# Task
Copy the listing from the line containing "Detect and localize" through the line containing "Text: H: H: [181, 43, 187, 52]", changing "Cellulose" to "Amylose" and leaving everything else as it is.

# Data for this task
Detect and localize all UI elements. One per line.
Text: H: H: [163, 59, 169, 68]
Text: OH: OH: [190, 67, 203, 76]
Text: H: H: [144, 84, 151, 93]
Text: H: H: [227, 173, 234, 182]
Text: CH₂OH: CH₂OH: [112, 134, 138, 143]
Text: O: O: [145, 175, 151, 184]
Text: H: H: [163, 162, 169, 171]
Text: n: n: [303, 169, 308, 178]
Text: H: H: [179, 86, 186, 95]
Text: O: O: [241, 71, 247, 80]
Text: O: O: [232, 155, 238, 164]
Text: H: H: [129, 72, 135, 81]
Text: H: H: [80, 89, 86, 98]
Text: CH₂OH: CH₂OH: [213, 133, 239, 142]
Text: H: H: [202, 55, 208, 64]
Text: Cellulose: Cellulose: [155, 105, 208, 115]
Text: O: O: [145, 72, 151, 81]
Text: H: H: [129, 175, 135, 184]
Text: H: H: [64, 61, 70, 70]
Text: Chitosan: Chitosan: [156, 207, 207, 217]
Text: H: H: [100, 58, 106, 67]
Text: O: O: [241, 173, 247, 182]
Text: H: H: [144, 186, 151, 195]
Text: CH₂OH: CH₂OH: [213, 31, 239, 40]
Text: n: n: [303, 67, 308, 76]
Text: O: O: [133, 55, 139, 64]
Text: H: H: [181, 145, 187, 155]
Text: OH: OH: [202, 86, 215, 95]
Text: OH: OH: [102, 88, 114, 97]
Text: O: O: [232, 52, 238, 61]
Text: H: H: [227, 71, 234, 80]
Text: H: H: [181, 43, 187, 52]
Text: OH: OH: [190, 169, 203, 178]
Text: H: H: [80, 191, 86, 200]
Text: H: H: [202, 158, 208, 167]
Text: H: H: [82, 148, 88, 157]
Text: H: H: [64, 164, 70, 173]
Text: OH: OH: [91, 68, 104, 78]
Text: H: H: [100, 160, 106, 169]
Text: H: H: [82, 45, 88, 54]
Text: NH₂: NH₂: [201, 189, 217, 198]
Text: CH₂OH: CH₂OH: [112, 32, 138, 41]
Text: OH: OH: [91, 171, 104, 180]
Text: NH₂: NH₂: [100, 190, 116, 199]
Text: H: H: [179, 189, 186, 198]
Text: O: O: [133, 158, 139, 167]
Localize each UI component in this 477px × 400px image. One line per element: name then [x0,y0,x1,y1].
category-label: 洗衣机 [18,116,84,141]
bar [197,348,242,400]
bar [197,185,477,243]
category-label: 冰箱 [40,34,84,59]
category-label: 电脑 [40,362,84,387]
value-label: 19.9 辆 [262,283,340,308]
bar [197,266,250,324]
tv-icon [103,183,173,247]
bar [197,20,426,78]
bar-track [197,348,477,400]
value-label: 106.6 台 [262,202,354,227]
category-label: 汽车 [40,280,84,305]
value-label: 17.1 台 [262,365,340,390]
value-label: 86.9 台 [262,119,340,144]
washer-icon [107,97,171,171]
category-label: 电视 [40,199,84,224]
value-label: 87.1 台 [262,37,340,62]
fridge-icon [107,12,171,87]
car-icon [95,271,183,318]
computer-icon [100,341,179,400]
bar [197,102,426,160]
* * *
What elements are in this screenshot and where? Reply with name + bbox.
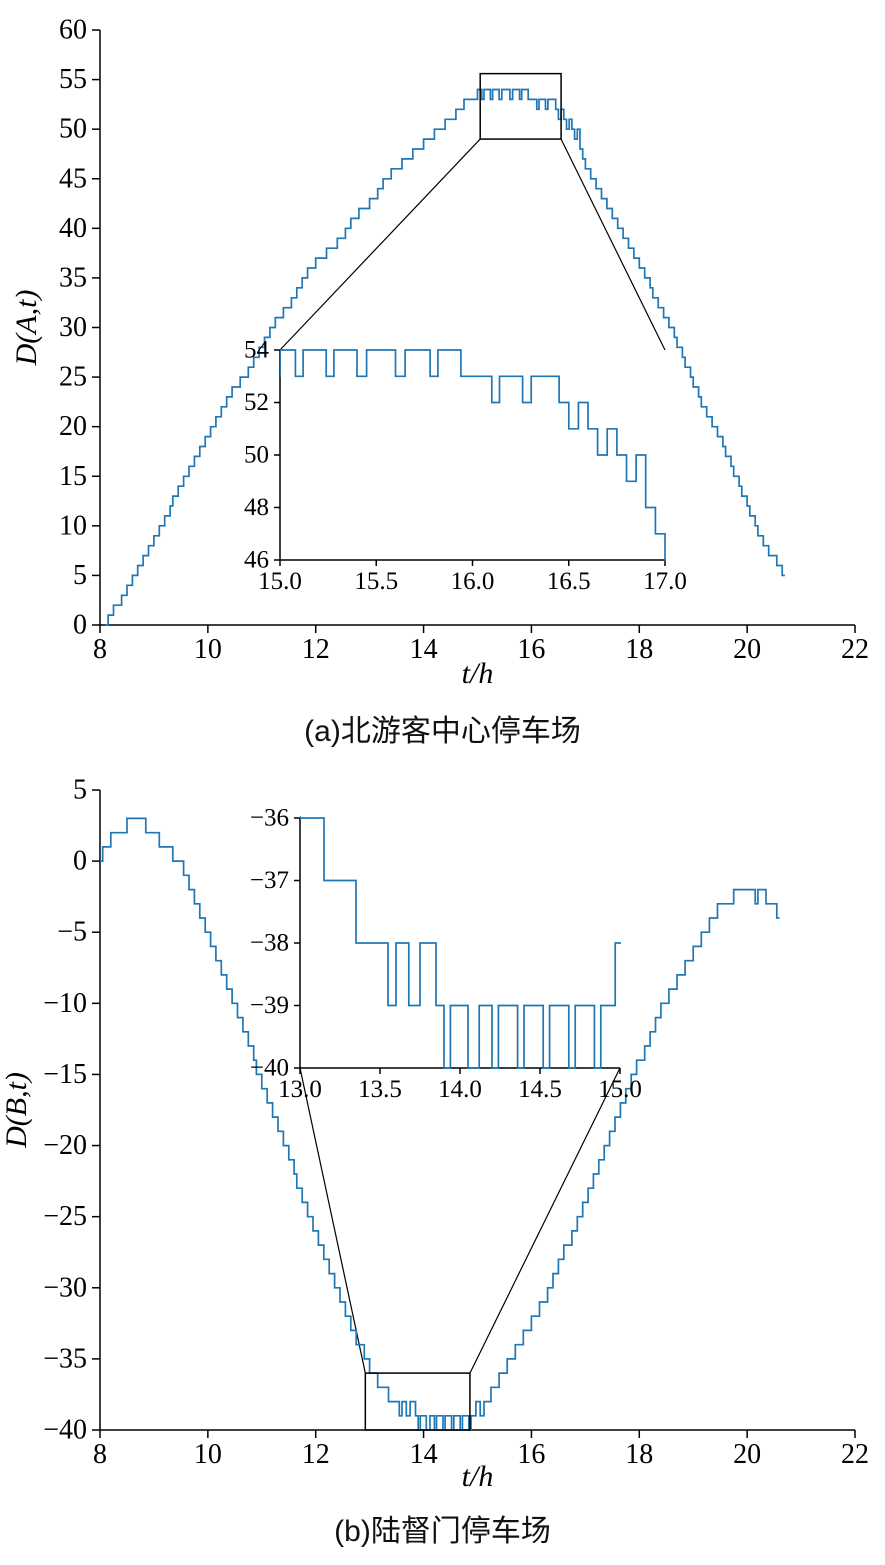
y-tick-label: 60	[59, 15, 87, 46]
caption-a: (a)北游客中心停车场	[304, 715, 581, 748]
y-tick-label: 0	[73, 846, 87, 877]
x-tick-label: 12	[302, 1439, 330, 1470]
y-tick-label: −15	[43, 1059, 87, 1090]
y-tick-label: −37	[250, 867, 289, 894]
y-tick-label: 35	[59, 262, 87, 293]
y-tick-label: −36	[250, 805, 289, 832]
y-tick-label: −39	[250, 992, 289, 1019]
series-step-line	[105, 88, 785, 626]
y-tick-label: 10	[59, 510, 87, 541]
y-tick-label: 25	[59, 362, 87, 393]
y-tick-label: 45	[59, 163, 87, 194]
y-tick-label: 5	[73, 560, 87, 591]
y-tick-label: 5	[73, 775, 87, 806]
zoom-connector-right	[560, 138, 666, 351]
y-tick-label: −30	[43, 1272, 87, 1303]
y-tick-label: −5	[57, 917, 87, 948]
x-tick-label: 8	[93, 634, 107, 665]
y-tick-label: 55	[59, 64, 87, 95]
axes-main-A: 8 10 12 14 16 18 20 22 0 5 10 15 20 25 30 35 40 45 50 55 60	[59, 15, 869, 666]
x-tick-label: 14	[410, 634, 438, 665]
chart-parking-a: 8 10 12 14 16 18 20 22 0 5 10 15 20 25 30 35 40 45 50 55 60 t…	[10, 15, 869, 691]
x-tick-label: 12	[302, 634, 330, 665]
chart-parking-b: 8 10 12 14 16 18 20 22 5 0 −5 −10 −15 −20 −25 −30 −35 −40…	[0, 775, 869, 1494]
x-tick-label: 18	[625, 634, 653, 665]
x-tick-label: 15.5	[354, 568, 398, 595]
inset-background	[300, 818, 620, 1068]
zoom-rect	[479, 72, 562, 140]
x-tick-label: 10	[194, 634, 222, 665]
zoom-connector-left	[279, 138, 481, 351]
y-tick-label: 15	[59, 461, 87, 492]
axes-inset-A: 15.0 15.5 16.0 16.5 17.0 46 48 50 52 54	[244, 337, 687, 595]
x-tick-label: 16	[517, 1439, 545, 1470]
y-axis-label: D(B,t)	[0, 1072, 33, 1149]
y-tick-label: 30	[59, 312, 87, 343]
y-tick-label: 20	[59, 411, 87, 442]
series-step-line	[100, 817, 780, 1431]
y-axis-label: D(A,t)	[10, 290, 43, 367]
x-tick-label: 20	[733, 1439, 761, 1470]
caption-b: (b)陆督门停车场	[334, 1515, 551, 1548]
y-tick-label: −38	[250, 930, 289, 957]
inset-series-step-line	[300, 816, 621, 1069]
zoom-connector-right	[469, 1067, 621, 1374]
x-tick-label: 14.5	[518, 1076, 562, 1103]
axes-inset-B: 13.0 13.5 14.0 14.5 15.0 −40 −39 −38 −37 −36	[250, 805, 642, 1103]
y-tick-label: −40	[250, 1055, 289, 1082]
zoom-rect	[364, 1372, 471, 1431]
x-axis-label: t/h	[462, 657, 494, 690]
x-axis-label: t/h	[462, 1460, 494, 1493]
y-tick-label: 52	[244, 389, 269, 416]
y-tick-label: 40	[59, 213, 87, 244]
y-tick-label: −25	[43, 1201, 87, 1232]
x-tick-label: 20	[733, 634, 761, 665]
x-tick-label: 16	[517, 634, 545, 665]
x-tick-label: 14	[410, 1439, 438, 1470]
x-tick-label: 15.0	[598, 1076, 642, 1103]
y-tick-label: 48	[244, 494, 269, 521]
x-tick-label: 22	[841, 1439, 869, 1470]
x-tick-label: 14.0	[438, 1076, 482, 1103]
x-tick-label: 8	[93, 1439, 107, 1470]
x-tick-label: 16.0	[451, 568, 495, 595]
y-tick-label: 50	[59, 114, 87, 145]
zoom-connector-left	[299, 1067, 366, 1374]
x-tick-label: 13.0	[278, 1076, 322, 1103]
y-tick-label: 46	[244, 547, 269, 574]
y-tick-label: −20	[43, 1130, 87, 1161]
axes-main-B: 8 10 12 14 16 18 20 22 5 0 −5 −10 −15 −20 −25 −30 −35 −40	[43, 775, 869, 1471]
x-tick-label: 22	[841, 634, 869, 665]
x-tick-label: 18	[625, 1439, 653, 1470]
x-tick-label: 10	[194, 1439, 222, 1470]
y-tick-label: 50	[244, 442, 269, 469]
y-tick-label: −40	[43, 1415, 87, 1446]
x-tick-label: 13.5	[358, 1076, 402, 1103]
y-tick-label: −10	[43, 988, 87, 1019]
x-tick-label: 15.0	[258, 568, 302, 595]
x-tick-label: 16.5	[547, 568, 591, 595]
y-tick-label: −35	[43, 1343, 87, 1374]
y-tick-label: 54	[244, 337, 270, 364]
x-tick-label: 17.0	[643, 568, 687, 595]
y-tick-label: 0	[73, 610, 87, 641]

# Answer to the exercise
Detect and localize all UI elements. One per line.
Text: H: H: [163, 59, 169, 68]
Text: OH: OH: [190, 67, 203, 76]
Text: H: H: [144, 84, 151, 93]
Text: H: H: [227, 173, 234, 182]
Text: CH₂OH: CH₂OH: [112, 134, 138, 143]
Text: O: O: [145, 175, 151, 184]
Text: H: H: [163, 162, 169, 171]
Text: n: n: [303, 169, 308, 178]
Text: H: H: [179, 86, 186, 95]
Text: O: O: [241, 71, 247, 80]
Text: O: O: [232, 155, 238, 164]
Text: H: H: [129, 72, 135, 81]
Text: H: H: [80, 89, 86, 98]
Text: CH₂OH: CH₂OH: [213, 133, 239, 142]
Text: H: H: [202, 55, 208, 64]
Text: Amylose: Amylose: [155, 105, 208, 115]
Text: O: O: [145, 72, 151, 81]
Text: H: H: [129, 175, 135, 184]
Text: H: H: [64, 61, 70, 70]
Text: Chitosan: Chitosan: [156, 207, 207, 217]
Text: H: H: [100, 58, 106, 67]
Text: O: O: [241, 173, 247, 182]
Text: H: H: [144, 186, 151, 195]
Text: CH₂OH: CH₂OH: [213, 31, 239, 40]
Text: n: n: [303, 67, 308, 76]
Text: O: O: [133, 55, 139, 64]
Text: H: H: [181, 145, 187, 155]
Text: OH: OH: [202, 86, 215, 95]
Text: OH: OH: [102, 88, 114, 97]
Text: O: O: [232, 52, 238, 61]
Text: H: H: [227, 71, 234, 80]
Text: H: H: [181, 43, 187, 52]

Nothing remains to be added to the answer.